Start of QUOTED PASSAGE

Carbon nanotubes are already making great waves in the energy sector. MWNTs are blended with active materials and a polymer binder to increase electrical connectivity and mechanical integrity in battery electrodes, which are widely used in lithium-ion batteries for mobile devices.
They have enabled the reimagining of the battery altogether. Making batteries out of paper seems like science fiction, but it has been achieved in real life, thanks to carbon nanotubes. Flexible, ultra-thin, non-toxic, biodegradable and operable at temperatures between -74°C and 150°C, these batteries are made by infusing aligned SWNTs into a thin sheet of cellulose. The nanotubes form the electrodes of the battery, and discharge when in contact with an ionic liquid. All in a single device, they can supply long, steady power output like a conventional battery, and are able to give quick bursts of power like a supercapacitor. A battery the size of a postage stamp can produce 2.4V of electricity. Once the production of carbon nanotubes becomes more economical, these devices could be used in aerospace, hybrid vehicles and biological applications.
Single-walled carbon nanotubes exhibit strong absorption of UV, visible and near infrared light, due to their wide range of direct band gaps, which match parts of the electromagnetic spectrum. They also exhibit high carrier mobility. Incorporating SWCNT in conjugated polymers could produce more efficient organic photovoltaic devices. These devices promise cheap, flexible solar energy conversion, although their low efficiencies, low strength and instability mean that they remain uncompetitive with their inorganic counterparts.

End of QUOTED PASSAGE
Start of DATA SECTION

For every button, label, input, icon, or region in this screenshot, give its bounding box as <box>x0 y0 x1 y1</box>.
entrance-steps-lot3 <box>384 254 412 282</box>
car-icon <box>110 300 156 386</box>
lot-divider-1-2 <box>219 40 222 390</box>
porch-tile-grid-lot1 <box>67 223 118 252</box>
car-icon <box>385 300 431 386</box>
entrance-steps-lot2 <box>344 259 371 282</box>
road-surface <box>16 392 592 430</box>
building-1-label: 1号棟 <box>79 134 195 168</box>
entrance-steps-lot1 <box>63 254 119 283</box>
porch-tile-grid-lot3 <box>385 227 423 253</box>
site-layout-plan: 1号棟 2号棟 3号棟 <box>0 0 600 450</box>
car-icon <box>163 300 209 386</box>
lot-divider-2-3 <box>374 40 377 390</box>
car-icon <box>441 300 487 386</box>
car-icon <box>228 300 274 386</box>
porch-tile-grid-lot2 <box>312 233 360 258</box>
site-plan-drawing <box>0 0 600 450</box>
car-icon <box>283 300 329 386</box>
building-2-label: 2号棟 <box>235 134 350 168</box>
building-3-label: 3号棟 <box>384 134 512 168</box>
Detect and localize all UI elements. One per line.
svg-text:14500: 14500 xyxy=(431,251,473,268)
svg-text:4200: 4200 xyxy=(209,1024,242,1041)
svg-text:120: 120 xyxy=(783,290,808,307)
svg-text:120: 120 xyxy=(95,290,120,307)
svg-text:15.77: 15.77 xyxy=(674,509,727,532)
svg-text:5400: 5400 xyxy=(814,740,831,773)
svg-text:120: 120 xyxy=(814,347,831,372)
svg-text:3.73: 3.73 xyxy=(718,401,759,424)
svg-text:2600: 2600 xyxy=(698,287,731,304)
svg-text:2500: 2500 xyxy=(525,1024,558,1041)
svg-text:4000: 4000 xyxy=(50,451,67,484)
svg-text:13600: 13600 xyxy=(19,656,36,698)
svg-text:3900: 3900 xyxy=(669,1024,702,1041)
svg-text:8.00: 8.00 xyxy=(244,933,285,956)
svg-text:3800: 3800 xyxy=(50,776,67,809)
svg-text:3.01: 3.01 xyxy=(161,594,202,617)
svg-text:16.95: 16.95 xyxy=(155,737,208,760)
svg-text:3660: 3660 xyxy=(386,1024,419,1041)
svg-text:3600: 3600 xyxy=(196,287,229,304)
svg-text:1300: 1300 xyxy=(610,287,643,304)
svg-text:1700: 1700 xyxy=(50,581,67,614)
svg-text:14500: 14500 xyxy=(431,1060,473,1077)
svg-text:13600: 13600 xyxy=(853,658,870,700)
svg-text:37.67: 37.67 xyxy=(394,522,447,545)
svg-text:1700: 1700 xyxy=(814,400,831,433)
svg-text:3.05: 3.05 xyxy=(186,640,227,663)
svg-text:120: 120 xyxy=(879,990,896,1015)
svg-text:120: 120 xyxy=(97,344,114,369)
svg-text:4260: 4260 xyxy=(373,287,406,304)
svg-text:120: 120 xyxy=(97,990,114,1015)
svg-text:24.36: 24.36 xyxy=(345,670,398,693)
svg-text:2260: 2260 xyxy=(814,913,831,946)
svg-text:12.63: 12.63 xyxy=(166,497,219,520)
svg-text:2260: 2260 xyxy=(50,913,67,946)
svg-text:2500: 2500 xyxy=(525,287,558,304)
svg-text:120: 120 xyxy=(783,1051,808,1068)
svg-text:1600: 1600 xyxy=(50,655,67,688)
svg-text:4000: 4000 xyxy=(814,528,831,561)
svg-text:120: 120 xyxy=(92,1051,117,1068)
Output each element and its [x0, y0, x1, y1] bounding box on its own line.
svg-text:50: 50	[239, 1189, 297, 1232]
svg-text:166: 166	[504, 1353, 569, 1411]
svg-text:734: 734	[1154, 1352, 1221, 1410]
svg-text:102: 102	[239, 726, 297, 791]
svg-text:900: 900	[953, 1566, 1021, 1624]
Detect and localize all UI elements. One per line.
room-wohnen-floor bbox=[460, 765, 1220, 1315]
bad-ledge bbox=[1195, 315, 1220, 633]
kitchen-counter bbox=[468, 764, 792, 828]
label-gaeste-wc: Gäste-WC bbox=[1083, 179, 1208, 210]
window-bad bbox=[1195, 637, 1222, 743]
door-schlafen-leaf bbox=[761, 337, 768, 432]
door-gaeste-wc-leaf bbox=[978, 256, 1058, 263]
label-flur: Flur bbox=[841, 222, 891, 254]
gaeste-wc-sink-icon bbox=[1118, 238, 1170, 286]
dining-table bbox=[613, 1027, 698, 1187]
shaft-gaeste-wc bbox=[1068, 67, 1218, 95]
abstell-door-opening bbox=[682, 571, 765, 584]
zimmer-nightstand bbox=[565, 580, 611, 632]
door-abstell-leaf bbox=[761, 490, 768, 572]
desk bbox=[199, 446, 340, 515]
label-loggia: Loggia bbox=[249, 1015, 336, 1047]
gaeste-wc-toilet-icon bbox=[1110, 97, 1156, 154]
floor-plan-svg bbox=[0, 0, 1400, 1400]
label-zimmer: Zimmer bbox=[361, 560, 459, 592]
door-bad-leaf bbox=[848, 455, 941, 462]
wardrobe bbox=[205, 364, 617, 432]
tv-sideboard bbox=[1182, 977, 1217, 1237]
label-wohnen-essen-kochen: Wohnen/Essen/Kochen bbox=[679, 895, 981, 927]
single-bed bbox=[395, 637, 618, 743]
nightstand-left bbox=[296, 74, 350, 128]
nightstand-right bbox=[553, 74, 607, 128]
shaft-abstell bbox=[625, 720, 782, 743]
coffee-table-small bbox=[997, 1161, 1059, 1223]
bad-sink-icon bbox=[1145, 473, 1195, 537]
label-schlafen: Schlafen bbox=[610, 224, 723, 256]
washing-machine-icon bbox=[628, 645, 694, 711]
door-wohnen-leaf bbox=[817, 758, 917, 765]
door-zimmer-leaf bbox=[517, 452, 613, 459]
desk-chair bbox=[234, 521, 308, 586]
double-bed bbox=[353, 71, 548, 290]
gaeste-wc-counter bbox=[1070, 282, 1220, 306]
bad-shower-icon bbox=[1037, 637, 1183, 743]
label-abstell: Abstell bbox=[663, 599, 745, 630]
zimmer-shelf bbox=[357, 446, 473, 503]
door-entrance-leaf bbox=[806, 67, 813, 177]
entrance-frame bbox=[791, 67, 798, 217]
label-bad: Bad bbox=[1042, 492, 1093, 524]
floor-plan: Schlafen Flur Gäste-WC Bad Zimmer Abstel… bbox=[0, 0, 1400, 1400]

End of DATA SECTION

TRY IT = Write out the carbon nanotube text starting at "Carbon nanotubes are" and ending at "for mobile devices.", replacing "mobile devices" with "portable devices". Use only the carbon nanotube text for this, not the listing.

RESULT OF THIS EXERCISE =
Carbon nanotubes are already making great waves in the energy sector. MWNTs are blended with active materials and a polymer binder to increase electrical connectivity and mechanical integrity in battery electrodes, which are widely used in lithium-ion batteries for portable devices.